Instruction: Return every line below as is, leaving out the pictures.

-------

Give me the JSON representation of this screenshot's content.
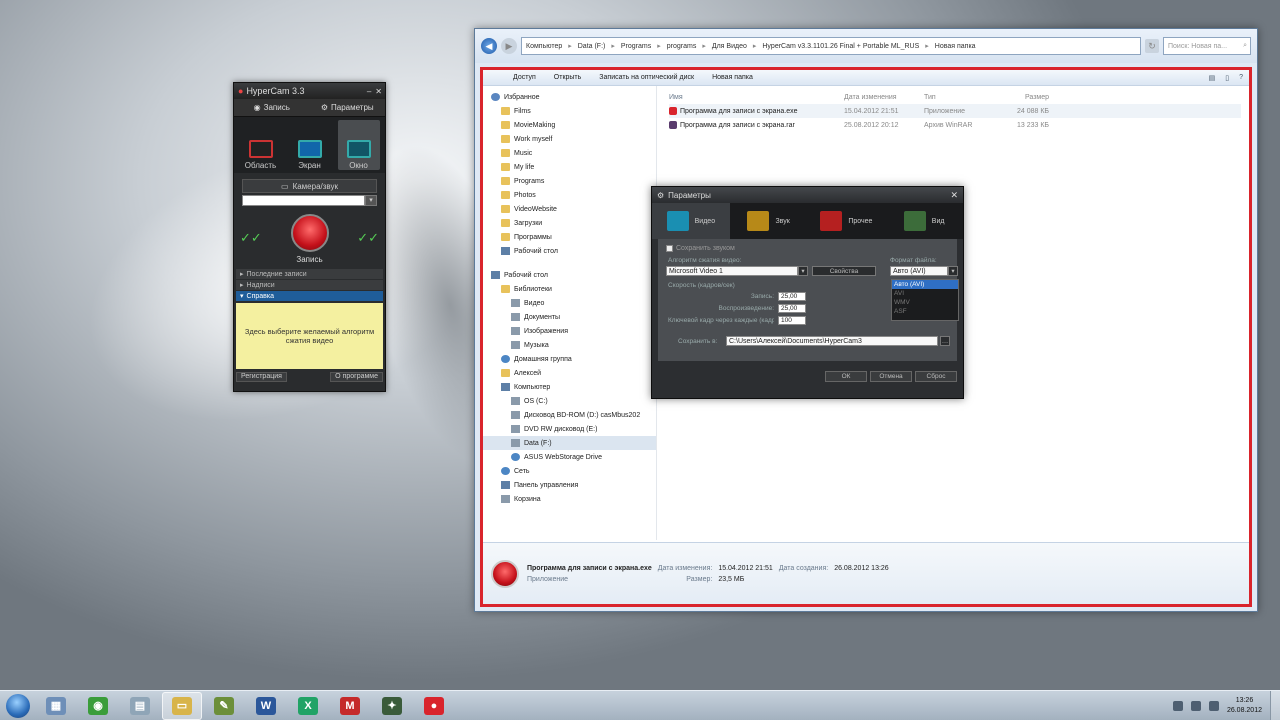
{
  "hypercam": {
    "title": "HyperCam 3.3",
    "tabs": [
      "Запись",
      "Параметры"
    ],
    "modes": [
      "Область",
      "Экран",
      "Окно"
    ],
    "camera_button": "Камера/звук",
    "record_label": "Запись",
    "sections": [
      "Последние записи",
      "Надписи",
      "Справка"
    ],
    "help_text": "Здесь выберите желаемый алгоритм сжатия видео",
    "bottom_left": "Регистрация",
    "bottom_right": "О программе"
  },
  "explorer": {
    "breadcrumbs": [
      "Компьютер",
      "Data (F:)",
      "Programs",
      "programs",
      "Для Видео",
      "HyperCam v3.3.1101.26 Final + Portable ML_RUS",
      "Новая папка"
    ],
    "search_placeholder": "Поиск: Новая па...",
    "toolbar": [
      "Доступ",
      "Открыть",
      "Записать на оптический диск",
      "Новая папка"
    ],
    "nav": [
      {
        "label": "Избранное",
        "kind": "star",
        "indent": 0
      },
      {
        "label": "Films",
        "kind": "fold",
        "indent": 1
      },
      {
        "label": "MovieMaking",
        "kind": "fold",
        "indent": 1
      },
      {
        "label": "Work myself",
        "kind": "fold",
        "indent": 1
      },
      {
        "label": "Music",
        "kind": "fold",
        "indent": 1
      },
      {
        "label": "My life",
        "kind": "fold",
        "indent": 1
      },
      {
        "label": "Programs",
        "kind": "fold",
        "indent": 1
      },
      {
        "label": "Photos",
        "kind": "fold",
        "indent": 1
      },
      {
        "label": "VideoWebsite",
        "kind": "fold",
        "indent": 1
      },
      {
        "label": "Загрузки",
        "kind": "fold",
        "indent": 1
      },
      {
        "label": "Программы",
        "kind": "fold",
        "indent": 1
      },
      {
        "label": "Рабочий стол",
        "kind": "pc",
        "indent": 1
      },
      {
        "label": "",
        "kind": "gap",
        "indent": 0
      },
      {
        "label": "Рабочий стол",
        "kind": "pc",
        "indent": 0
      },
      {
        "label": "Библиотеки",
        "kind": "fold",
        "indent": 1
      },
      {
        "label": "Видео",
        "kind": "drv",
        "indent": 2
      },
      {
        "label": "Документы",
        "kind": "drv",
        "indent": 2
      },
      {
        "label": "Изображения",
        "kind": "drv",
        "indent": 2
      },
      {
        "label": "Музыка",
        "kind": "drv",
        "indent": 2
      },
      {
        "label": "Домашняя группа",
        "kind": "net",
        "indent": 1
      },
      {
        "label": "Алексей",
        "kind": "fold",
        "indent": 1
      },
      {
        "label": "Компьютер",
        "kind": "pc",
        "indent": 1
      },
      {
        "label": "OS (C:)",
        "kind": "drv",
        "indent": 2
      },
      {
        "label": "Дисковод BD-ROM (D:) cаsMbus202",
        "kind": "drv",
        "indent": 2
      },
      {
        "label": "DVD RW дисковод (E:)",
        "kind": "drv",
        "indent": 2
      },
      {
        "label": "Data (F:)",
        "kind": "drv",
        "indent": 2,
        "selected": true
      },
      {
        "label": "ASUS WebStorage Drive",
        "kind": "net",
        "indent": 2
      },
      {
        "label": "Сеть",
        "kind": "net",
        "indent": 1
      },
      {
        "label": "Панель управления",
        "kind": "pc",
        "indent": 1
      },
      {
        "label": "Корзина",
        "kind": "drv",
        "indent": 1
      }
    ],
    "columns": [
      "Имя",
      "Дата изменения",
      "Тип",
      "Размер"
    ],
    "files": [
      {
        "name": "Программа для записи с экрана.exe",
        "date": "15.04.2012 21:51",
        "type": "Приложение",
        "size": "24 088 КБ",
        "color": "#d9242c"
      },
      {
        "name": "Программа для записи с экрана.rar",
        "date": "25.08.2012 20:12",
        "type": "Архив WinRAR",
        "size": "13 233 КБ",
        "color": "#5a3b6d"
      }
    ],
    "status": {
      "name": "Программа для записи с экрана.exe",
      "modified_label": "Дата изменения:",
      "modified": "15.04.2012 21:51",
      "created_label": "Дата создания:",
      "created": "26.08.2012 13:26",
      "type": "Приложение",
      "size_label": "Размер:",
      "size": "23,5 МБ"
    }
  },
  "dialog": {
    "title": "Параметры",
    "tabs": [
      {
        "label": "Видео",
        "color": "#1a8fb2"
      },
      {
        "label": "Звук",
        "color": "#b78918"
      },
      {
        "label": "Прочее",
        "color": "#b52020"
      },
      {
        "label": "Вид",
        "color": "#3c6c3a"
      }
    ],
    "checkbox": "Сохранить звуком",
    "codec_label": "Алгоритм сжатия видео:",
    "codec_value": "Microsoft Video 1",
    "properties_button": "Свойства",
    "format_label": "Формат файла:",
    "format_value": "Авто (AVI)",
    "format_options": [
      "Авто (AVI)",
      "AVI",
      "WMV",
      "ASF"
    ],
    "quality_label": "Скорость (кадров/сек)",
    "fields": [
      {
        "label": "Запись:",
        "value": "25,00"
      },
      {
        "label": "Воспроизведение:",
        "value": "25,00"
      },
      {
        "label": "Ключевой кадр через каждые (кадров):",
        "value": "100"
      }
    ],
    "save_label": "Сохранить в:",
    "save_path": "C:\\Users\\Алексей\\Documents\\HyperCam3",
    "buttons": [
      "ОК",
      "Отмена",
      "Сброс"
    ]
  },
  "taskbar": {
    "items": [
      {
        "name": "explorer",
        "glyph": "▦",
        "color": "#6e8fb8"
      },
      {
        "name": "chrome",
        "glyph": "◉",
        "color": "#3a9d3a"
      },
      {
        "name": "notepad",
        "glyph": "▤",
        "color": "#8fa5b7"
      },
      {
        "name": "folder",
        "glyph": "▭",
        "color": "#d8b44a",
        "active": true
      },
      {
        "name": "tool",
        "glyph": "✎",
        "color": "#6c8f3a"
      },
      {
        "name": "word",
        "glyph": "W",
        "color": "#2b579a"
      },
      {
        "name": "excel",
        "glyph": "X",
        "color": "#21a366"
      },
      {
        "name": "media",
        "glyph": "M",
        "color": "#c52a2a"
      },
      {
        "name": "app",
        "glyph": "✦",
        "color": "#3a5b3a"
      },
      {
        "name": "hypercam",
        "glyph": "●",
        "color": "#d9242c"
      }
    ],
    "time": "13:26",
    "date": "26.08.2012"
  }
}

-------

Final answer:
Give me the JSON representation of this screenshot's content.
{
  "hypercam": {
    "title": "HyperCam 3.3",
    "tabs": [
      "Запись",
      "Параметры"
    ],
    "modes": [
      "Область",
      "Экран",
      "Окно"
    ],
    "camera_button": "Камера/звук",
    "record_label": "Запись",
    "sections": [
      "Последние записи",
      "Надписи",
      "Справка"
    ],
    "help_text": "Здесь выберите желаемый алгоритм сжатия видео",
    "bottom_left": "Регистрация",
    "bottom_right": "О программе"
  },
  "explorer": {
    "breadcrumbs": [
      "Компьютер",
      "Data (F:)",
      "Programs",
      "programs",
      "Для Видео",
      "HyperCam v3.3.1101.26 Final + Portable ML_RUS",
      "Новая папка"
    ],
    "search_placeholder": "Поиск: Новая па...",
    "toolbar": [
      "Доступ",
      "Открыть",
      "Записать на оптический диск",
      "Новая папка"
    ],
    "nav": [
      {
        "label": "Избранное",
        "kind": "star",
        "indent": 0
      },
      {
        "label": "Films",
        "kind": "fold",
        "indent": 1
      },
      {
        "label": "MovieMaking",
        "kind": "fold",
        "indent": 1
      },
      {
        "label": "Work myself",
        "kind": "fold",
        "indent": 1
      },
      {
        "label": "Music",
        "kind": "fold",
        "indent": 1
      },
      {
        "label": "My life",
        "kind": "fold",
        "indent": 1
      },
      {
        "label": "Programs",
        "kind": "fold",
        "indent": 1
      },
      {
        "label": "Photos",
        "kind": "fold",
        "indent": 1
      },
      {
        "label": "VideoWebsite",
        "kind": "fold",
        "indent": 1
      },
      {
        "label": "Загрузки",
        "kind": "fold",
        "indent": 1
      },
      {
        "label": "Программы",
        "kind": "fold",
        "indent": 1
      },
      {
        "label": "Рабочий стол",
        "kind": "pc",
        "indent": 1
      },
      {
        "label": "",
        "kind": "gap",
        "indent": 0
      },
      {
        "label": "Рабочий стол",
        "kind": "pc",
        "indent": 0
      },
      {
        "label": "Библиотеки",
        "kind": "fold",
        "indent": 1
      },
      {
        "label": "Видео",
        "kind": "drv",
        "indent": 2
      },
      {
        "label": "Документы",
        "kind": "drv",
        "indent": 2
      },
      {
        "label": "Изображения",
        "kind": "drv",
        "indent": 2
      },
      {
        "label": "Музыка",
        "kind": "drv",
        "indent": 2
      },
      {
        "label": "Домашняя группа",
        "kind": "net",
        "indent": 1
      },
      {
        "label": "Алексей",
        "kind": "fold",
        "indent": 1
      },
      {
        "label": "Компьютер",
        "kind": "pc",
        "indent": 1
      },
      {
        "label": "OS (C:)",
        "kind": "drv",
        "indent": 2
      },
      {
        "label": "Дисковод BD-ROM (D:) cаsMbus202",
        "kind": "drv",
        "indent": 2
      },
      {
        "label": "DVD RW дисковод (E:)",
        "kind": "drv",
        "indent": 2
      },
      {
        "label": "Data (F:)",
        "kind": "drv",
        "indent": 2,
        "selected": true
      },
      {
        "label": "ASUS WebStorage Drive",
        "kind": "net",
        "indent": 2
      },
      {
        "label": "Сеть",
        "kind": "net",
        "indent": 1
      },
      {
        "label": "Панель управления",
        "kind": "pc",
        "indent": 1
      },
      {
        "label": "Корзина",
        "kind": "drv",
        "indent": 1
      }
    ],
    "columns": [
      "Имя",
      "Дата изменения",
      "Тип",
      "Размер"
    ],
    "files": [
      {
        "name": "Программа для записи с экрана.exe",
        "date": "15.04.2012 21:51",
        "type": "Приложение",
        "size": "24 088 КБ",
        "color": "#d9242c"
      },
      {
        "name": "Программа для записи с экрана.rar",
        "date": "25.08.2012 20:12",
        "type": "Архив WinRAR",
        "size": "13 233 КБ",
        "color": "#5a3b6d"
      }
    ],
    "status": {
      "name": "Программа для записи с экрана.exe",
      "modified_label": "Дата изменения:",
      "modified": "15.04.2012 21:51",
      "created_label": "Дата создания:",
      "created": "26.08.2012 13:26",
      "type": "Приложение",
      "size_label": "Размер:",
      "size": "23,5 МБ"
    }
  },
  "dialog": {
    "title": "Параметры",
    "tabs": [
      {
        "label": "Видео",
        "color": "#1a8fb2"
      },
      {
        "label": "Звук",
        "color": "#b78918"
      },
      {
        "label": "Прочее",
        "color": "#b52020"
      },
      {
        "label": "Вид",
        "color": "#3c6c3a"
      }
    ],
    "checkbox": "Сохранить звуком",
    "codec_label": "Алгоритм сжатия видео:",
    "codec_value": "Microsoft Video 1",
    "properties_button": "Свойства",
    "format_label": "Формат файла:",
    "format_value": "Авто (AVI)",
    "format_options": [
      "Авто (AVI)",
      "AVI",
      "WMV",
      "ASF"
    ],
    "quality_label": "Скорость (кадров/сек)",
    "fields": [
      {
        "label": "Запись:",
        "value": "25,00"
      },
      {
        "label": "Воспроизведение:",
        "value": "25,00"
      },
      {
        "label": "Ключевой кадр через каждые (кадров):",
        "value": "100"
      }
    ],
    "save_label": "Сохранить в:",
    "save_path": "C:\\Users\\Алексей\\Documents\\HyperCam3",
    "buttons": [
      "ОК",
      "Отмена",
      "Сброс"
    ]
  },
  "taskbar": {
    "items": [
      {
        "name": "explorer",
        "glyph": "▦",
        "color": "#6e8fb8"
      },
      {
        "name": "chrome",
        "glyph": "◉",
        "color": "#3a9d3a"
      },
      {
        "name": "notepad",
        "glyph": "▤",
        "color": "#8fa5b7"
      },
      {
        "name": "folder",
        "glyph": "▭",
        "color": "#d8b44a",
        "active": true
      },
      {
        "name": "tool",
        "glyph": "✎",
        "color": "#6c8f3a"
      },
      {
        "name": "word",
        "glyph": "W",
        "color": "#2b579a"
      },
      {
        "name": "excel",
        "glyph": "X",
        "color": "#21a366"
      },
      {
        "name": "media",
        "glyph": "M",
        "color": "#c52a2a"
      },
      {
        "name": "app",
        "glyph": "✦",
        "color": "#3a5b3a"
      },
      {
        "name": "hypercam",
        "glyph": "●",
        "color": "#d9242c"
      }
    ],
    "time": "13:26",
    "date": "26.08.2012"
  }
}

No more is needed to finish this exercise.